Directive: The records that follow are to be transcribed in full, without their images.
— start —
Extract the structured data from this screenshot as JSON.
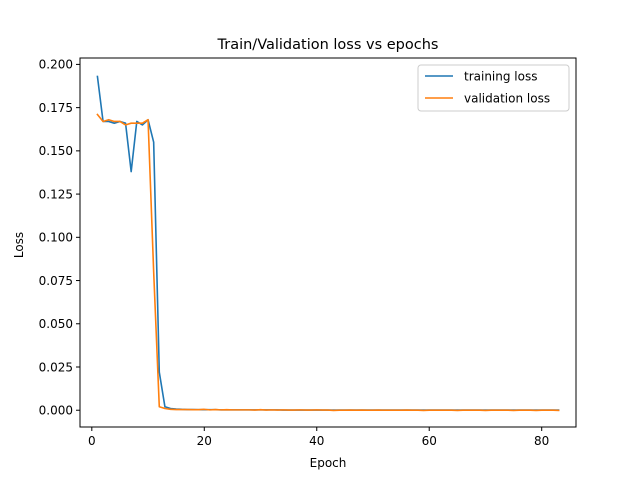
{
  "chart_data": {
    "type": "line",
    "title": "Train/Validation loss vs epochs",
    "xlabel": "Epoch",
    "ylabel": "Loss",
    "xlim": [
      -2.1,
      86.1
    ],
    "ylim": [
      -0.0097,
      0.2037
    ],
    "xticks": [
      0,
      20,
      40,
      60,
      80
    ],
    "yticks": [
      0.0,
      0.025,
      0.05,
      0.075,
      0.1,
      0.125,
      0.15,
      0.175,
      0.2
    ],
    "ytick_labels": [
      "0.000",
      "0.025",
      "0.050",
      "0.075",
      "0.100",
      "0.125",
      "0.150",
      "0.175",
      "0.200"
    ],
    "grid": false,
    "legend_position": "top-right",
    "x": [
      1,
      2,
      3,
      4,
      5,
      6,
      7,
      8,
      9,
      10,
      11,
      12,
      13,
      14,
      15,
      16,
      17,
      18,
      19,
      20,
      21,
      22,
      23,
      24,
      25,
      26,
      27,
      28,
      29,
      30,
      31,
      32,
      33,
      34,
      35,
      36,
      37,
      38,
      39,
      40,
      41,
      42,
      43,
      44,
      45,
      46,
      47,
      48,
      49,
      50,
      51,
      52,
      53,
      54,
      55,
      56,
      57,
      58,
      59,
      60,
      61,
      62,
      63,
      64,
      65,
      66,
      67,
      68,
      69,
      70,
      71,
      72,
      73,
      74,
      75,
      76,
      77,
      78,
      79,
      80,
      81,
      82,
      83
    ],
    "series": [
      {
        "name": "training loss",
        "color": "#1f77b4",
        "values": [
          0.193,
          0.167,
          0.167,
          0.166,
          0.167,
          0.166,
          0.138,
          0.167,
          0.165,
          0.168,
          0.155,
          0.022,
          0.002,
          0.001,
          0.0007,
          0.0005,
          0.0004,
          0.0004,
          0.0003,
          0.0003,
          0.0003,
          0.0003,
          0.0002,
          0.0002,
          0.0002,
          0.0002,
          0.0002,
          0.0002,
          0.0002,
          0.0002,
          0.0002,
          0.0002,
          0.0002,
          0.0001,
          0.0001,
          0.0001,
          0.0001,
          0.0001,
          0.0001,
          0.0001,
          0.0001,
          0.0001,
          0.0001,
          0.0001,
          0.0001,
          0.0001,
          0.0001,
          0.0001,
          0.0001,
          0.0001,
          0.0001,
          0.0001,
          0.0001,
          0.0001,
          0.0001,
          0.0001,
          0.0001,
          0.0001,
          0.0001,
          0.0001,
          0.0001,
          0.0001,
          0.0001,
          0.0001,
          0.0001,
          0.0001,
          0.0001,
          0.0001,
          0.0001,
          0.0001,
          0.0001,
          0.0001,
          0.0001,
          0.0001,
          0.0001,
          0.0001,
          0.0001,
          0.0001,
          0.0001,
          0.0001,
          0.0001,
          0.0001,
          0.0001
        ]
      },
      {
        "name": "validation loss",
        "color": "#ff7f0e",
        "values": [
          0.171,
          0.167,
          0.168,
          0.167,
          0.167,
          0.165,
          0.166,
          0.166,
          0.166,
          0.168,
          0.08,
          0.002,
          0.001,
          0.0005,
          0.0004,
          0.0004,
          0.0004,
          0.0003,
          0.0003,
          0.0005,
          0.0002,
          0.0004,
          0.0002,
          0.0003,
          0.0002,
          0.0002,
          0.0002,
          0.0002,
          0.0001,
          0.0003,
          0.0001,
          0.0002,
          0.0001,
          0.0002,
          0.0001,
          0.0001,
          0.0002,
          0.0001,
          0.0001,
          0.0002,
          0.0001,
          0.0001,
          -0.0001,
          0.0,
          0.0,
          0.0001,
          0.0,
          0.0001,
          0.0,
          0.0,
          0.0001,
          0.0,
          0.0,
          0.0,
          0.0,
          0.0001,
          0.0,
          0.0,
          -0.0001,
          0.0,
          0.0,
          0.0,
          0.0,
          0.0,
          -0.0001,
          0.0,
          0.0,
          0.0,
          0.0,
          -0.0001,
          0.0,
          0.0,
          0.0,
          0.0,
          -0.0001,
          0.0,
          0.0,
          0.0,
          -0.0001,
          0.0,
          0.0,
          0.0,
          -0.0001
        ]
      }
    ]
  }
}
— end —
Problem solution:
Extract the structured data from this screenshot as JSON.
{
  "chart_data": {
    "type": "line",
    "title": "Train/Validation loss vs epochs",
    "xlabel": "Epoch",
    "ylabel": "Loss",
    "xlim": [
      -2.1,
      86.1
    ],
    "ylim": [
      -0.0097,
      0.2037
    ],
    "xticks": [
      0,
      20,
      40,
      60,
      80
    ],
    "yticks": [
      0.0,
      0.025,
      0.05,
      0.075,
      0.1,
      0.125,
      0.15,
      0.175,
      0.2
    ],
    "ytick_labels": [
      "0.000",
      "0.025",
      "0.050",
      "0.075",
      "0.100",
      "0.125",
      "0.150",
      "0.175",
      "0.200"
    ],
    "grid": false,
    "legend_position": "top-right",
    "x": [
      1,
      2,
      3,
      4,
      5,
      6,
      7,
      8,
      9,
      10,
      11,
      12,
      13,
      14,
      15,
      16,
      17,
      18,
      19,
      20,
      21,
      22,
      23,
      24,
      25,
      26,
      27,
      28,
      29,
      30,
      31,
      32,
      33,
      34,
      35,
      36,
      37,
      38,
      39,
      40,
      41,
      42,
      43,
      44,
      45,
      46,
      47,
      48,
      49,
      50,
      51,
      52,
      53,
      54,
      55,
      56,
      57,
      58,
      59,
      60,
      61,
      62,
      63,
      64,
      65,
      66,
      67,
      68,
      69,
      70,
      71,
      72,
      73,
      74,
      75,
      76,
      77,
      78,
      79,
      80,
      81,
      82,
      83
    ],
    "series": [
      {
        "name": "training loss",
        "color": "#1f77b4",
        "values": [
          0.193,
          0.167,
          0.167,
          0.166,
          0.167,
          0.166,
          0.138,
          0.167,
          0.165,
          0.168,
          0.155,
          0.022,
          0.002,
          0.001,
          0.0007,
          0.0005,
          0.0004,
          0.0004,
          0.0003,
          0.0003,
          0.0003,
          0.0003,
          0.0002,
          0.0002,
          0.0002,
          0.0002,
          0.0002,
          0.0002,
          0.0002,
          0.0002,
          0.0002,
          0.0002,
          0.0002,
          0.0001,
          0.0001,
          0.0001,
          0.0001,
          0.0001,
          0.0001,
          0.0001,
          0.0001,
          0.0001,
          0.0001,
          0.0001,
          0.0001,
          0.0001,
          0.0001,
          0.0001,
          0.0001,
          0.0001,
          0.0001,
          0.0001,
          0.0001,
          0.0001,
          0.0001,
          0.0001,
          0.0001,
          0.0001,
          0.0001,
          0.0001,
          0.0001,
          0.0001,
          0.0001,
          0.0001,
          0.0001,
          0.0001,
          0.0001,
          0.0001,
          0.0001,
          0.0001,
          0.0001,
          0.0001,
          0.0001,
          0.0001,
          0.0001,
          0.0001,
          0.0001,
          0.0001,
          0.0001,
          0.0001,
          0.0001,
          0.0001,
          0.0001
        ]
      },
      {
        "name": "validation loss",
        "color": "#ff7f0e",
        "values": [
          0.171,
          0.167,
          0.168,
          0.167,
          0.167,
          0.165,
          0.166,
          0.166,
          0.166,
          0.168,
          0.08,
          0.002,
          0.001,
          0.0005,
          0.0004,
          0.0004,
          0.0004,
          0.0003,
          0.0003,
          0.0005,
          0.0002,
          0.0004,
          0.0002,
          0.0003,
          0.0002,
          0.0002,
          0.0002,
          0.0002,
          0.0001,
          0.0003,
          0.0001,
          0.0002,
          0.0001,
          0.0002,
          0.0001,
          0.0001,
          0.0002,
          0.0001,
          0.0001,
          0.0002,
          0.0001,
          0.0001,
          -0.0001,
          0.0,
          0.0,
          0.0001,
          0.0,
          0.0001,
          0.0,
          0.0,
          0.0001,
          0.0,
          0.0,
          0.0,
          0.0,
          0.0001,
          0.0,
          0.0,
          -0.0001,
          0.0,
          0.0,
          0.0,
          0.0,
          0.0,
          -0.0001,
          0.0,
          0.0,
          0.0,
          0.0,
          -0.0001,
          0.0,
          0.0,
          0.0,
          0.0,
          -0.0001,
          0.0,
          0.0,
          0.0,
          -0.0001,
          0.0,
          0.0,
          0.0,
          -0.0001
        ]
      }
    ]
  }
}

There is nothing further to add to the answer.